_Data records:_
⟨

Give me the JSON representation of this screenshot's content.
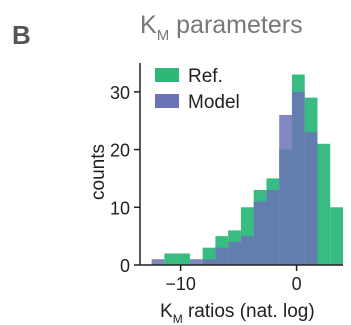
{
  "panel_label": "B",
  "title": {
    "main": "K",
    "sub": "M",
    "rest": " parameters"
  },
  "xlabel": {
    "main": "K",
    "sub": "M",
    "rest": " ratios (nat. log)"
  },
  "chart_data": {
    "type": "histogram",
    "ylabel": "counts",
    "xlim": [
      -13.5,
      4
    ],
    "ylim": [
      0,
      35
    ],
    "x_ticks": [
      -10,
      0
    ],
    "x_tick_labels": [
      "−10",
      "0"
    ],
    "y_ticks": [
      0,
      10,
      20,
      30
    ],
    "y_tick_labels": [
      "0",
      "10",
      "20",
      "30"
    ],
    "bin_edges": [
      -12.5,
      -11.4,
      -10.3,
      -9.2,
      -8.1,
      -7.0,
      -5.9,
      -4.8,
      -3.7,
      -2.6,
      -1.5,
      -0.4,
      0.7,
      1.8,
      2.9,
      4.0
    ],
    "legend_position": "top-left",
    "series": [
      {
        "name": "Ref.",
        "color": "#2DB87A",
        "values": [
          0,
          2,
          2,
          0,
          3,
          5,
          6,
          10,
          13,
          15,
          20,
          33,
          29,
          21,
          10
        ]
      },
      {
        "name": "Model",
        "color": "#6B72B6",
        "values": [
          1,
          0,
          0,
          1,
          1,
          3,
          4,
          5,
          11,
          13,
          26,
          30,
          23,
          0,
          0
        ]
      }
    ]
  }
}
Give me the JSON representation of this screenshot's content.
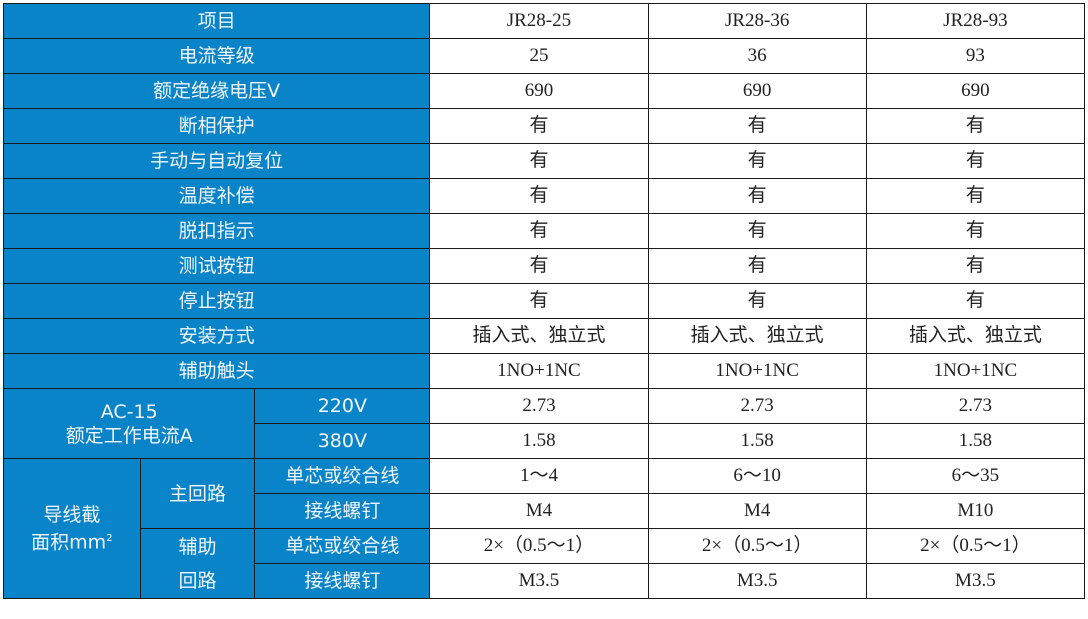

⟩

_WHAT NEEDS TO BE DONE:_
Drop the pictures and reproduce the rest of the entries above exactly.

_EXERCISE OUTPUT:_
Give me the JSON representation of this screenshot's content.
{
  "panel_label": "B",
  "title": {
    "main": "K",
    "sub": "M",
    "rest": " parameters"
  },
  "xlabel": {
    "main": "K",
    "sub": "M",
    "rest": " ratios (nat. log)"
  },
  "chart_data": {
    "type": "histogram",
    "ylabel": "counts",
    "xlim": [
      -13.5,
      4
    ],
    "ylim": [
      0,
      35
    ],
    "x_ticks": [
      -10,
      0
    ],
    "x_tick_labels": [
      "−10",
      "0"
    ],
    "y_ticks": [
      0,
      10,
      20,
      30
    ],
    "y_tick_labels": [
      "0",
      "10",
      "20",
      "30"
    ],
    "bin_edges": [
      -12.5,
      -11.4,
      -10.3,
      -9.2,
      -8.1,
      -7.0,
      -5.9,
      -4.8,
      -3.7,
      -2.6,
      -1.5,
      -0.4,
      0.7,
      1.8,
      2.9,
      4.0
    ],
    "legend_position": "top-left",
    "series": [
      {
        "name": "Ref.",
        "color": "#2DB87A",
        "values": [
          0,
          2,
          2,
          0,
          3,
          5,
          6,
          10,
          13,
          15,
          20,
          33,
          29,
          21,
          10
        ]
      },
      {
        "name": "Model",
        "color": "#6B72B6",
        "values": [
          1,
          0,
          0,
          1,
          1,
          3,
          4,
          5,
          11,
          13,
          26,
          30,
          23,
          0,
          0
        ]
      }
    ]
  }
}
Give me the JSON representation of this screenshot's content.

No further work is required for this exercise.